Aim: Below is a set of records; restate each one word for word.

Stored data entries:
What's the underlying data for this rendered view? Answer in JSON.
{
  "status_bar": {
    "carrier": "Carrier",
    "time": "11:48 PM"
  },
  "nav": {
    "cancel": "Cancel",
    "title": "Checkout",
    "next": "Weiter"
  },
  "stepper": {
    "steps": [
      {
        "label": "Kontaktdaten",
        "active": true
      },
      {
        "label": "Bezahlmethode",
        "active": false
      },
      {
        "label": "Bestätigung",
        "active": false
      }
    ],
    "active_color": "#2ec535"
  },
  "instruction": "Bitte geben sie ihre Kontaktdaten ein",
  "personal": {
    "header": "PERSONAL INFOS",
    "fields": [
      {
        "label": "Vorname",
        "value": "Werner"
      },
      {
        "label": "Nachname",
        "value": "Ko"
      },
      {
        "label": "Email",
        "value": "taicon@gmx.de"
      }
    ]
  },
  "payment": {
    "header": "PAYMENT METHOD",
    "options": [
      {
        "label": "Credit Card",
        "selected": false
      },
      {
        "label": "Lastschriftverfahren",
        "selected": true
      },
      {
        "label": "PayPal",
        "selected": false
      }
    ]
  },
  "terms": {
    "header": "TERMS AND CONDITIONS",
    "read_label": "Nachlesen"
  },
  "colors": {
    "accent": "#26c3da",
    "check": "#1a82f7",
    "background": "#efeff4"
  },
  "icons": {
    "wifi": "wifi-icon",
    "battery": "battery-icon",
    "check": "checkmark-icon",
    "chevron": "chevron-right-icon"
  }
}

Finished answer:
What's the underlying data for this rendered view? Answer in JSON.
{
  "status_bar": {
    "carrier": "Carrier",
    "time": "11:48 PM"
  },
  "nav": {
    "cancel": "Cancel",
    "title": "Checkout",
    "next": "Weiter"
  },
  "stepper": {
    "steps": [
      {
        "label": "Kontaktdaten",
        "active": true
      },
      {
        "label": "Bezahlmethode",
        "active": false
      },
      {
        "label": "Bestätigung",
        "active": false
      }
    ],
    "active_color": "#2ec535"
  },
  "instruction": "Bitte geben sie ihre Kontaktdaten ein",
  "personal": {
    "header": "PERSONAL INFOS",
    "fields": [
      {
        "label": "Vorname",
        "value": "Werner"
      },
      {
        "label": "Nachname",
        "value": "Ko"
      },
      {
        "label": "Email",
        "value": "taicon@gmx.de"
      }
    ]
  },
  "payment": {
    "header": "PAYMENT METHOD",
    "options": [
      {
        "label": "Credit Card",
        "selected": false
      },
      {
        "label": "Lastschriftverfahren",
        "selected": true
      },
      {
        "label": "PayPal",
        "selected": false
      }
    ]
  },
  "terms": {
    "header": "TERMS AND CONDITIONS",
    "read_label": "Nachlesen"
  },
  "colors": {
    "accent": "#26c3da",
    "check": "#1a82f7",
    "background": "#efeff4"
  },
  "icons": {
    "wifi": "wifi-icon",
    "battery": "battery-icon",
    "check": "checkmark-icon",
    "chevron": "chevron-right-icon"
  }
}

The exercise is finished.